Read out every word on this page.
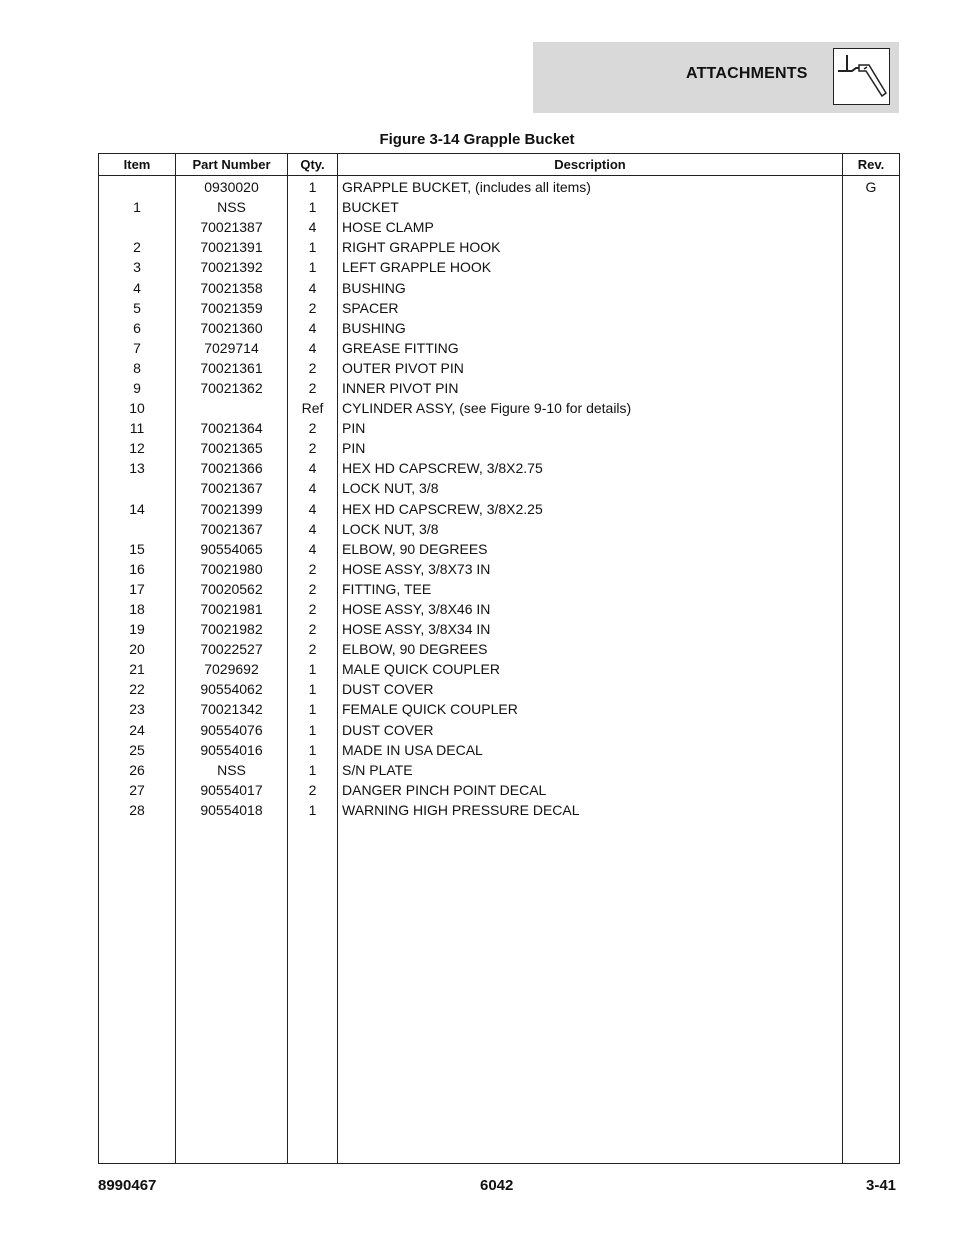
ATTACHMENTS
Figure 3-14 Grapple Bucket
Item	Part Number	Qty.	Description	Rev.
	0930020	1	GRAPPLE BUCKET, (includes all items)	G
1	NSS	1	BUCKET	
	70021387	4	HOSE CLAMP	
2	70021391	1	RIGHT GRAPPLE HOOK	
3	70021392	1	LEFT GRAPPLE HOOK	
4	70021358	4	BUSHING	
5	70021359	2	SPACER	
6	70021360	4	BUSHING	
7	7029714	4	GREASE FITTING	
8	70021361	2	OUTER PIVOT PIN	
9	70021362	2	INNER PIVOT PIN	
10		Ref	CYLINDER ASSY, (see Figure 9-10 for details)	
11	70021364	2	PIN	
12	70021365	2	PIN	
13	70021366	4	HEX HD CAPSCREW, 3/8X2.75	
	70021367	4	LOCK NUT, 3/8	
14	70021399	4	HEX HD CAPSCREW, 3/8X2.25	
	70021367	4	LOCK NUT, 3/8	
15	90554065	4	ELBOW, 90 DEGREES	
16	70021980	2	HOSE ASSY, 3/8X73 IN	
17	70020562	2	FITTING, TEE	
18	70021981	2	HOSE ASSY, 3/8X46 IN	
19	70021982	2	HOSE ASSY, 3/8X34 IN	
20	70022527	2	ELBOW, 90 DEGREES	
21	7029692	1	MALE QUICK COUPLER	
22	90554062	1	DUST COVER	
23	70021342	1	FEMALE QUICK COUPLER	
24	90554076	1	DUST COVER	
25	90554016	1	MADE IN USA DECAL	
26	NSS	1	S/N PLATE	
27	90554017	2	DANGER PINCH POINT DECAL	
28	90554018	1	WARNING HIGH PRESSURE DECAL	

8990467	6042	3-41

_What the exercise asks_
Find the lines that include the string "COVER", then copy each of them.

_Written answer_
22	90554062	1	DUST COVER	
24	90554076	1	DUST COVER	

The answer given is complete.